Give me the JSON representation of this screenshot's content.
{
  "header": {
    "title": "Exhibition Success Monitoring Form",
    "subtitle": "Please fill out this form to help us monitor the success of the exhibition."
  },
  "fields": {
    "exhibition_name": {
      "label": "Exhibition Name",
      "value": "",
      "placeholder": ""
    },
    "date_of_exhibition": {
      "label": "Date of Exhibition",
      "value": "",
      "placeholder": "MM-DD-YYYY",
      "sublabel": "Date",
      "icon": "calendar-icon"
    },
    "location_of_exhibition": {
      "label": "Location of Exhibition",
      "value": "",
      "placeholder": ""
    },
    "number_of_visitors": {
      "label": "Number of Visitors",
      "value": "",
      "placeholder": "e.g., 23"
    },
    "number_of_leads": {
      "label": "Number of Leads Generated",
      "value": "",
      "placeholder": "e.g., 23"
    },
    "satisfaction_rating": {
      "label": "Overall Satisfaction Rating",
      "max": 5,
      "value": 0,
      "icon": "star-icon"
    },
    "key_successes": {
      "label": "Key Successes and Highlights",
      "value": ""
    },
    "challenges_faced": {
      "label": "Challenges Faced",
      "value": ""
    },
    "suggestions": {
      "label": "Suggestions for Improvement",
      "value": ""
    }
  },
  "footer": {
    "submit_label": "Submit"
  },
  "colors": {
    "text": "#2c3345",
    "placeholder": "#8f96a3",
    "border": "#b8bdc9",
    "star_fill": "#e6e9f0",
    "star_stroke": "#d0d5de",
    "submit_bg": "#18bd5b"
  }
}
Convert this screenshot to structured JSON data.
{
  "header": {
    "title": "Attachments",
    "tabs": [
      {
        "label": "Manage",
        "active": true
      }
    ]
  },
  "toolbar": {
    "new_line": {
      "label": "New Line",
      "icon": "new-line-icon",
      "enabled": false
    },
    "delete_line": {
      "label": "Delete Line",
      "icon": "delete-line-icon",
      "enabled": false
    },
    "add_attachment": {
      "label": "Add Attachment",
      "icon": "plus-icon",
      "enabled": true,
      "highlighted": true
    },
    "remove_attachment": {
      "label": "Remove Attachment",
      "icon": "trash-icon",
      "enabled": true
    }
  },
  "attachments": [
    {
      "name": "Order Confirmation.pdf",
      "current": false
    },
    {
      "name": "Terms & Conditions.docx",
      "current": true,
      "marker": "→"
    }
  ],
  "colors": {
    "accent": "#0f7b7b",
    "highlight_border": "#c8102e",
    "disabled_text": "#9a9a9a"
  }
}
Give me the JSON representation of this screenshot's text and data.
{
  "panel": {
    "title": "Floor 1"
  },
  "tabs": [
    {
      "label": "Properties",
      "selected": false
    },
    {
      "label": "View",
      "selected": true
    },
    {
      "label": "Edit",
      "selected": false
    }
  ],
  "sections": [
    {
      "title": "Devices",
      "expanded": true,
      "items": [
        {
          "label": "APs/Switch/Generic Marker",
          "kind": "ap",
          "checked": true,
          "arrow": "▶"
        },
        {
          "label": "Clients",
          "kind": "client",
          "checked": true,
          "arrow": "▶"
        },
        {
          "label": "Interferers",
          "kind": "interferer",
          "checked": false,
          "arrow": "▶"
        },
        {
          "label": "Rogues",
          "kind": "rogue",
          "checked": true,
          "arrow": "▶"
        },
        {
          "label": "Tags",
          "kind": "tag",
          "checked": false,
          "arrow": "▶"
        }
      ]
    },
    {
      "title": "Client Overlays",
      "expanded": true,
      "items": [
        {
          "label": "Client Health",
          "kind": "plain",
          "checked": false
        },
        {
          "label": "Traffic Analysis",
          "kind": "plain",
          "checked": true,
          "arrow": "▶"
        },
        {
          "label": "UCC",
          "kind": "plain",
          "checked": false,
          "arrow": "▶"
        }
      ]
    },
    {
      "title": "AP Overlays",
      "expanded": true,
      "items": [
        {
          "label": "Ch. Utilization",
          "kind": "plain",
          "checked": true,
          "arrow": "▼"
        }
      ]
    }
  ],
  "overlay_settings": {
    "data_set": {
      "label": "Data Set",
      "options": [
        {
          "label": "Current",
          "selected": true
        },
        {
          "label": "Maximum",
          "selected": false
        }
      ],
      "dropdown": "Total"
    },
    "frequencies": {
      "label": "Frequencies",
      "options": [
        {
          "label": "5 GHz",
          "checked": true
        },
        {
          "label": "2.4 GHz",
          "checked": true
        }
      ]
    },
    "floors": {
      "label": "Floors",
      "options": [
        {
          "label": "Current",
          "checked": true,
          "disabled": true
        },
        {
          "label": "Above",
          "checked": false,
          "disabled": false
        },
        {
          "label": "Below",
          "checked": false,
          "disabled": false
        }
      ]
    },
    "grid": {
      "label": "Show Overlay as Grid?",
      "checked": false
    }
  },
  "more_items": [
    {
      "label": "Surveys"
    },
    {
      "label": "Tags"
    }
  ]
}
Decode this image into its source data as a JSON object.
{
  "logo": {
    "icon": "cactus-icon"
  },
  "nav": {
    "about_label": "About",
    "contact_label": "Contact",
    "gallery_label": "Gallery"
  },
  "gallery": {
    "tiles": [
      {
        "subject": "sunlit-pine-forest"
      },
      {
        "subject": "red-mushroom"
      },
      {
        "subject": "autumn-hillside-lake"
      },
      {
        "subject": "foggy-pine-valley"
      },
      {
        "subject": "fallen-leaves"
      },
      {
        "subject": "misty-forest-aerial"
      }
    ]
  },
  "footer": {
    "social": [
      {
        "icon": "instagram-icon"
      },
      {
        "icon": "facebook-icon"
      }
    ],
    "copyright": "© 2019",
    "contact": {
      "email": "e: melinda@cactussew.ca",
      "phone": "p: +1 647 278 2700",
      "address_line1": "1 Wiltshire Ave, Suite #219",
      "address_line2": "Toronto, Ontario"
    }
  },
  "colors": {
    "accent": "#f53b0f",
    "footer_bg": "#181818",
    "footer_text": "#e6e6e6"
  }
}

**Given request**
Above are some records; extract every one of them exactly.

**Response**
Give me the JSON representation of this screenshot's content.
{
  "header": {
    "title": "Exhibition Success Monitoring Form",
    "subtitle": "Please fill out this form to help us monitor the success of the exhibition."
  },
  "fields": {
    "exhibition_name": {
      "label": "Exhibition Name",
      "value": "",
      "placeholder": ""
    },
    "date_of_exhibition": {
      "label": "Date of Exhibition",
      "value": "",
      "placeholder": "MM-DD-YYYY",
      "sublabel": "Date",
      "icon": "calendar-icon"
    },
    "location_of_exhibition": {
      "label": "Location of Exhibition",
      "value": "",
      "placeholder": ""
    },
    "number_of_visitors": {
      "label": "Number of Visitors",
      "value": "",
      "placeholder": "e.g., 23"
    },
    "number_of_leads": {
      "label": "Number of Leads Generated",
      "value": "",
      "placeholder": "e.g., 23"
    },
    "satisfaction_rating": {
      "label": "Overall Satisfaction Rating",
      "max": 5,
      "value": 0,
      "icon": "star-icon"
    },
    "key_successes": {
      "label": "Key Successes and Highlights",
      "value": ""
    },
    "challenges_faced": {
      "label": "Challenges Faced",
      "value": ""
    },
    "suggestions": {
      "label": "Suggestions for Improvement",
      "value": ""
    }
  },
  "footer": {
    "submit_label": "Submit"
  },
  "colors": {
    "text": "#2c3345",
    "placeholder": "#8f96a3",
    "border": "#b8bdc9",
    "star_fill": "#e6e9f0",
    "star_stroke": "#d0d5de",
    "submit_bg": "#18bd5b"
  }
}
Convert this screenshot to structured JSON data.
{
  "header": {
    "title": "Attachments",
    "tabs": [
      {
        "label": "Manage",
        "active": true
      }
    ]
  },
  "toolbar": {
    "new_line": {
      "label": "New Line",
      "icon": "new-line-icon",
      "enabled": false
    },
    "delete_line": {
      "label": "Delete Line",
      "icon": "delete-line-icon",
      "enabled": false
    },
    "add_attachment": {
      "label": "Add Attachment",
      "icon": "plus-icon",
      "enabled": true,
      "highlighted": true
    },
    "remove_attachment": {
      "label": "Remove Attachment",
      "icon": "trash-icon",
      "enabled": true
    }
  },
  "attachments": [
    {
      "name": "Order Confirmation.pdf",
      "current": false
    },
    {
      "name": "Terms & Conditions.docx",
      "current": true,
      "marker": "→"
    }
  ],
  "colors": {
    "accent": "#0f7b7b",
    "highlight_border": "#c8102e",
    "disabled_text": "#9a9a9a"
  }
}
Give me the JSON representation of this screenshot's text and data.
{
  "panel": {
    "title": "Floor 1"
  },
  "tabs": [
    {
      "label": "Properties",
      "selected": false
    },
    {
      "label": "View",
      "selected": true
    },
    {
      "label": "Edit",
      "selected": false
    }
  ],
  "sections": [
    {
      "title": "Devices",
      "expanded": true,
      "items": [
        {
          "label": "APs/Switch/Generic Marker",
          "kind": "ap",
          "checked": true,
          "arrow": "▶"
        },
        {
          "label": "Clients",
          "kind": "client",
          "checked": true,
          "arrow": "▶"
        },
        {
          "label": "Interferers",
          "kind": "interferer",
          "checked": false,
          "arrow": "▶"
        },
        {
          "label": "Rogues",
          "kind": "rogue",
          "checked": true,
          "arrow": "▶"
        },
        {
          "label": "Tags",
          "kind": "tag",
          "checked": false,
          "arrow": "▶"
        }
      ]
    },
    {
      "title": "Client Overlays",
      "expanded": true,
      "items": [
        {
          "label": "Client Health",
          "kind": "plain",
          "checked": false
        },
        {
          "label": "Traffic Analysis",
          "kind": "plain",
          "checked": true,
          "arrow": "▶"
        },
        {
          "label": "UCC",
          "kind": "plain",
          "checked": false,
          "arrow": "▶"
        }
      ]
    },
    {
      "title": "AP Overlays",
      "expanded": true,
      "items": [
        {
          "label": "Ch. Utilization",
          "kind": "plain",
          "checked": true,
          "arrow": "▼"
        }
      ]
    }
  ],
  "overlay_settings": {
    "data_set": {
      "label": "Data Set",
      "options": [
        {
          "label": "Current",
          "selected": true
        },
        {
          "label": "Maximum",
          "selected": false
        }
      ],
      "dropdown": "Total"
    },
    "frequencies": {
      "label": "Frequencies",
      "options": [
        {
          "label": "5 GHz",
          "checked": true
        },
        {
          "label": "2.4 GHz",
          "checked": true
        }
      ]
    },
    "floors": {
      "label": "Floors",
      "options": [
        {
          "label": "Current",
          "checked": true,
          "disabled": true
        },
        {
          "label": "Above",
          "checked": false,
          "disabled": false
        },
        {
          "label": "Below",
          "checked": false,
          "disabled": false
        }
      ]
    },
    "grid": {
      "label": "Show Overlay as Grid?",
      "checked": false
    }
  },
  "more_items": [
    {
      "label": "Surveys"
    },
    {
      "label": "Tags"
    }
  ]
}
Decode this image into its source data as a JSON object.
{
  "logo": {
    "icon": "cactus-icon"
  },
  "nav": {
    "about_label": "About",
    "contact_label": "Contact",
    "gallery_label": "Gallery"
  },
  "gallery": {
    "tiles": [
      {
        "subject": "sunlit-pine-forest"
      },
      {
        "subject": "red-mushroom"
      },
      {
        "subject": "autumn-hillside-lake"
      },
      {
        "subject": "foggy-pine-valley"
      },
      {
        "subject": "fallen-leaves"
      },
      {
        "subject": "misty-forest-aerial"
      }
    ]
  },
  "footer": {
    "social": [
      {
        "icon": "instagram-icon"
      },
      {
        "icon": "facebook-icon"
      }
    ],
    "copyright": "© 2019",
    "contact": {
      "email": "e: melinda@cactussew.ca",
      "phone": "p: +1 647 278 2700",
      "address_line1": "1 Wiltshire Ave, Suite #219",
      "address_line2": "Toronto, Ontario"
    }
  },
  "colors": {
    "accent": "#f53b0f",
    "footer_bg": "#181818",
    "footer_text": "#e6e6e6"
  }
}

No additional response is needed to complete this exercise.